**Prompt**.
Examine the entries below, count the lines holding the string "Первый", and respond with the number only.

**Records to process**.
-------------------------

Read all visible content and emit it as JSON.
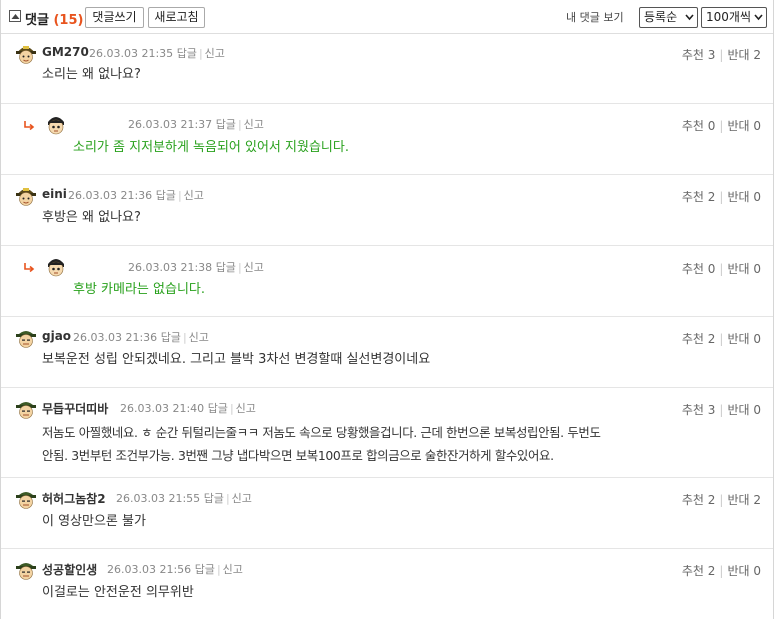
{
  "toolbar": {
    "title": "댓글",
    "count": "(15)",
    "write_button": "댓글쓰기",
    "refresh_button": "새로고침",
    "my_comments": "내 댓글 보기",
    "sort_select": "등록순",
    "page_size_select": "100개씩"
  },
  "labels": {
    "reply": "답글",
    "report": "신고",
    "up": "추천",
    "down": "반대"
  },
  "comments": [
    {
      "author": "GM270",
      "time": "26.03.03 21:35",
      "text": "소리는 왜 없나요?",
      "up": "3",
      "down": "2",
      "reply": false
    },
    {
      "author": "",
      "time": "26.03.03 21:37",
      "text": "소리가 좀 지저분하게 녹음되어 있어서 지웠습니다.",
      "up": "0",
      "down": "0",
      "reply": true
    },
    {
      "author": "eini",
      "time": "26.03.03 21:36",
      "text": "후방은 왜 없나요?",
      "up": "2",
      "down": "0",
      "reply": false
    },
    {
      "author": "",
      "time": "26.03.03 21:38",
      "text": "후방 카메라는 없습니다.",
      "up": "0",
      "down": "0",
      "reply": true
    },
    {
      "author": "gjao",
      "time": "26.03.03 21:36",
      "text": "보복운전 성립 안되겠네요. 그리고 블박 3차선 변경할때 실선변경이네요",
      "up": "2",
      "down": "0",
      "reply": false
    },
    {
      "author": "무듭꾸더띠바",
      "time": "26.03.03 21:40",
      "text_line1": "저놈도 아찔했네요. ㅎ 순간 뒤털리는줄ㅋㅋ 저놈도 속으로 당황했을겁니다. 근데 한번으론 보복성립안됨. 두번도",
      "text_line2": "안됨. 3번부턴 조건부가능. 3번짼 그냥 냅다박으면 보복100프로 합의금으로 술한잔거하게 할수있어요.",
      "up": "3",
      "down": "0",
      "reply": false
    },
    {
      "author": "허허그놈참2",
      "time": "26.03.03 21:55",
      "text": "이 영상만으론 불가",
      "up": "2",
      "down": "2",
      "reply": false
    },
    {
      "author": "성공할인생",
      "time": "26.03.03 21:56",
      "text": "이걸로는 안전운전 의무위반",
      "up": "2",
      "down": "0",
      "reply": false
    }
  ],
  "colors": {
    "count": "#e8541e",
    "reply_text": "#29a11d",
    "reply_arrow": "#e8541e"
  },
  "icons": {
    "collapse": "collapse-minus-icon",
    "reply_arrow": "reply-arrow-icon",
    "avatar": "avatar-icon",
    "dropdown": "chevron-down-icon"
  }
}
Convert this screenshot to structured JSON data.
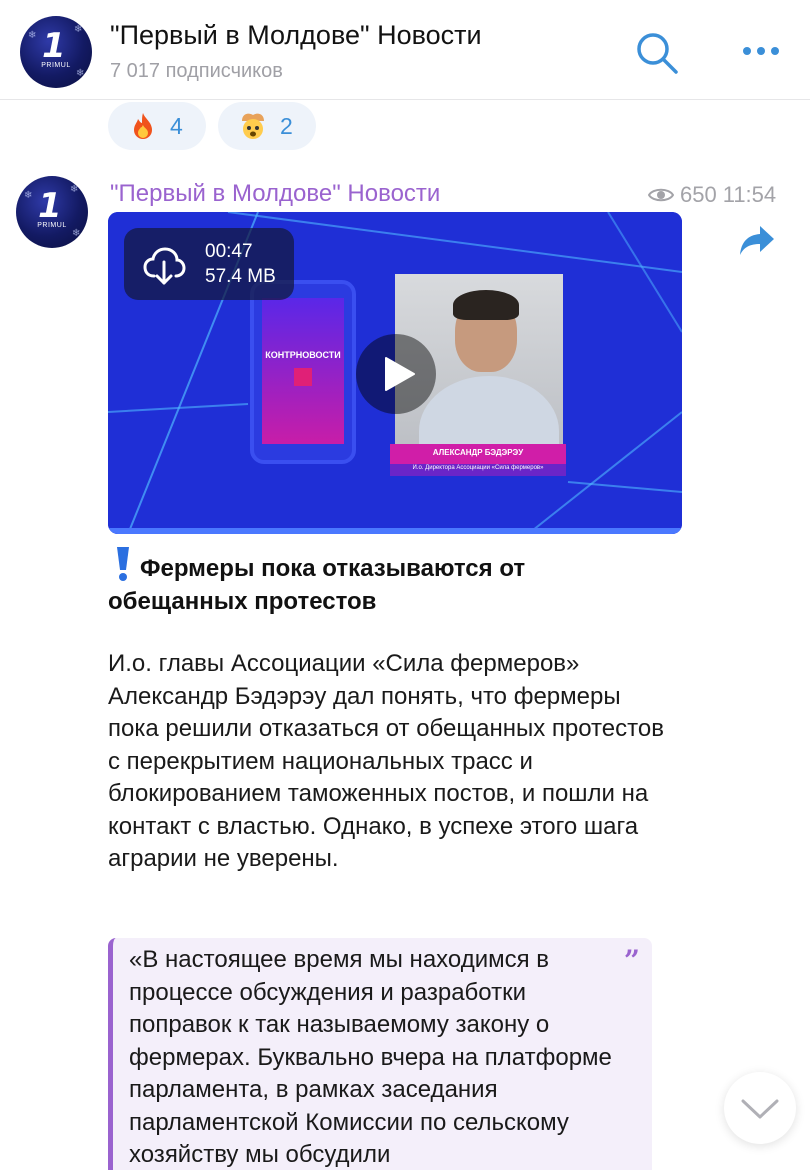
{
  "header": {
    "title": "\"Первый в Молдове\" Новости",
    "subscribers": "7 017 подписчиков",
    "avatar_text": "PRIMUL"
  },
  "reactions": [
    {
      "emoji": "fire-icon",
      "count": "4"
    },
    {
      "emoji": "exploding-head-icon",
      "count": "2"
    }
  ],
  "post": {
    "channel_name": "\"Первый в Молдове\" Новости",
    "views": "650",
    "time": "11:54",
    "video": {
      "duration": "00:47",
      "size": "57.4 MB",
      "phone_label": "КОНТРНОВОСТИ",
      "name_plate": "АЛЕКСАНДР БЭДЭРЭУ",
      "name_subtitle": "И.о. Директора Ассоциации «Сила фермеров»"
    },
    "headline": "Фермеры пока отказываются от обещанных протестов",
    "body": "И.о. главы Ассоциации «Сила фермеров» Александр Бэдэрэу дал понять, что фермеры пока решили отказаться от обещанных протестов с перекрытием национальных трасс и блокированием таможенных постов, и пошли на контакт с властью. Однако, в успехе этого шага аграрии не уверены.",
    "quote": "«В настоящее время мы находимся в процессе обсуждения и разработки поправок к так называемому закону о фермерах. Буквально вчера на платформе парламента, в рамках заседания парламентской Комиссии по сельскому хозяйству мы обсудили"
  },
  "colors": {
    "accent_blue": "#3b8fd8",
    "channel_purple": "#9a63cf",
    "reaction_bg": "#eef3fa",
    "quote_bg": "#f4effa",
    "video_blue": "#1f2fd6"
  }
}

-------------------------

**The completed task**.
2